▶ **WHAT YOU SHOULD DO**
Pick out each line containing the string "证件名称及号码".

▶ **LISTED ENTRIES**
++++++++++++++++++++

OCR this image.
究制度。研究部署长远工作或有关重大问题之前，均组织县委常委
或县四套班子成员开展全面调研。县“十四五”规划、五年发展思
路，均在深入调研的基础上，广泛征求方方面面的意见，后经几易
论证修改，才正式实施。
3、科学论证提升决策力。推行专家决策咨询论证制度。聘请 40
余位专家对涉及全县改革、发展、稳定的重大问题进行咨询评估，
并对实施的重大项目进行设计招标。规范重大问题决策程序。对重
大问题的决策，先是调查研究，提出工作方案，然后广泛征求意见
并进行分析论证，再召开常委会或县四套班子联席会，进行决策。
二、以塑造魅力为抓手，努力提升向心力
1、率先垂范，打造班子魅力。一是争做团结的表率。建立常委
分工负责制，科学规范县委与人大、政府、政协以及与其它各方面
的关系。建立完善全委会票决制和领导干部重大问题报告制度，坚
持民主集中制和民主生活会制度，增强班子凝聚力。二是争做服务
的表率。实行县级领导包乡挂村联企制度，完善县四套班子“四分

++++++++++++++++++++

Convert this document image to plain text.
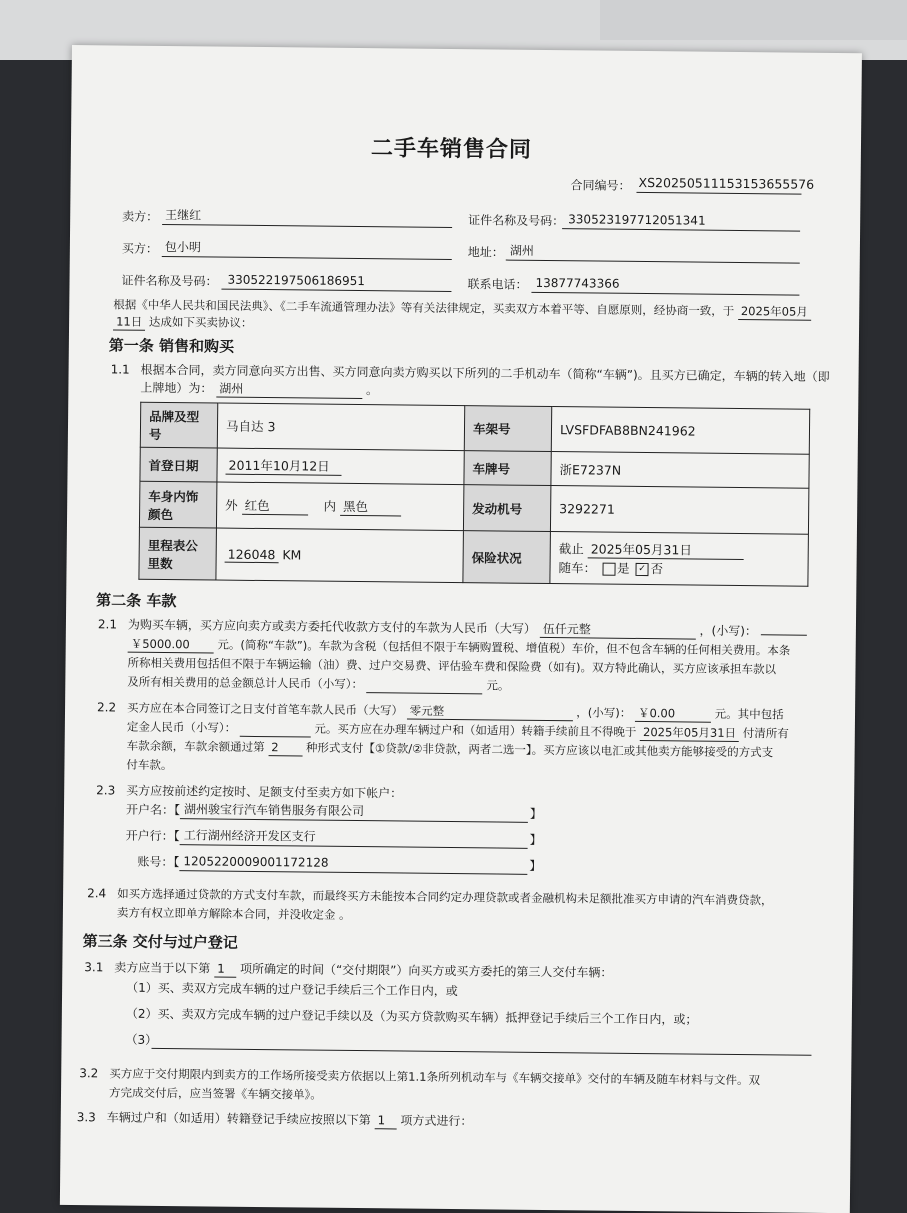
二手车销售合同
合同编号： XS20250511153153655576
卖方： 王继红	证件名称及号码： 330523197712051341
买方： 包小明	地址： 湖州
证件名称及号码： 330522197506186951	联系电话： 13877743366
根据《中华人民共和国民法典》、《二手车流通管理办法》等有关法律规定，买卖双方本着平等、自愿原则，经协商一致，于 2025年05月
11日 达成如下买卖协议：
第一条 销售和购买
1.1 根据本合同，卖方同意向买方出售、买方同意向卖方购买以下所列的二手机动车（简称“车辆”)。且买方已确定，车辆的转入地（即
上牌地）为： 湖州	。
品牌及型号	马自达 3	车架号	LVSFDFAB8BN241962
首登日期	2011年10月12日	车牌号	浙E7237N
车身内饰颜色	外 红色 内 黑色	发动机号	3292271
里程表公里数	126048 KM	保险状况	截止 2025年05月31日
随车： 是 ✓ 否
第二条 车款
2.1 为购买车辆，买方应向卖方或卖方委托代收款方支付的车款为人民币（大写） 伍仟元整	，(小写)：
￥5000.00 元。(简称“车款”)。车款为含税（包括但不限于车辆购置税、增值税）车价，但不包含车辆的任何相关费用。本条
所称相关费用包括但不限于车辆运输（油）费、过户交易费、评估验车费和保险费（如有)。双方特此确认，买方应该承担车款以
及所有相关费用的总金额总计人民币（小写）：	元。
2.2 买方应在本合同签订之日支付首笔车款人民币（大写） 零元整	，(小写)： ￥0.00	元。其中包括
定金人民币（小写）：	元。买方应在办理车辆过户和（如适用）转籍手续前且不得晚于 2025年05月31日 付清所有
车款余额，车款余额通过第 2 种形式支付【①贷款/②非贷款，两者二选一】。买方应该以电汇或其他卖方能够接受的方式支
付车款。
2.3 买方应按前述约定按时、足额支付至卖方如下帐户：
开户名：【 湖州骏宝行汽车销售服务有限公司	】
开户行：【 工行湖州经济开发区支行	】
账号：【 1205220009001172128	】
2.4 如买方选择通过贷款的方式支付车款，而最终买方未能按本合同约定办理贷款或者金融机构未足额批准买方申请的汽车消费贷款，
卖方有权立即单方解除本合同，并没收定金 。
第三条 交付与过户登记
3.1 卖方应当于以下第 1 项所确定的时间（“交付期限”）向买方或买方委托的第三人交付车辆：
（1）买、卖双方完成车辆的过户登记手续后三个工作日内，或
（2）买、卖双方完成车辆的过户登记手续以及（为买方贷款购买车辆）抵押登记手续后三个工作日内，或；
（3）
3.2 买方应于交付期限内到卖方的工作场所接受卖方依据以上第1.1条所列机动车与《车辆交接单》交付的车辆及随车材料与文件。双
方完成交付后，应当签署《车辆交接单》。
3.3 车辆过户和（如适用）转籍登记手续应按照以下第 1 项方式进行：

++++++++++++++++++++

▶ **FINISHED TASK**
卖方： 王继红	证件名称及号码： 330523197712051341
证件名称及号码： 330522197506186951	联系电话： 13877743366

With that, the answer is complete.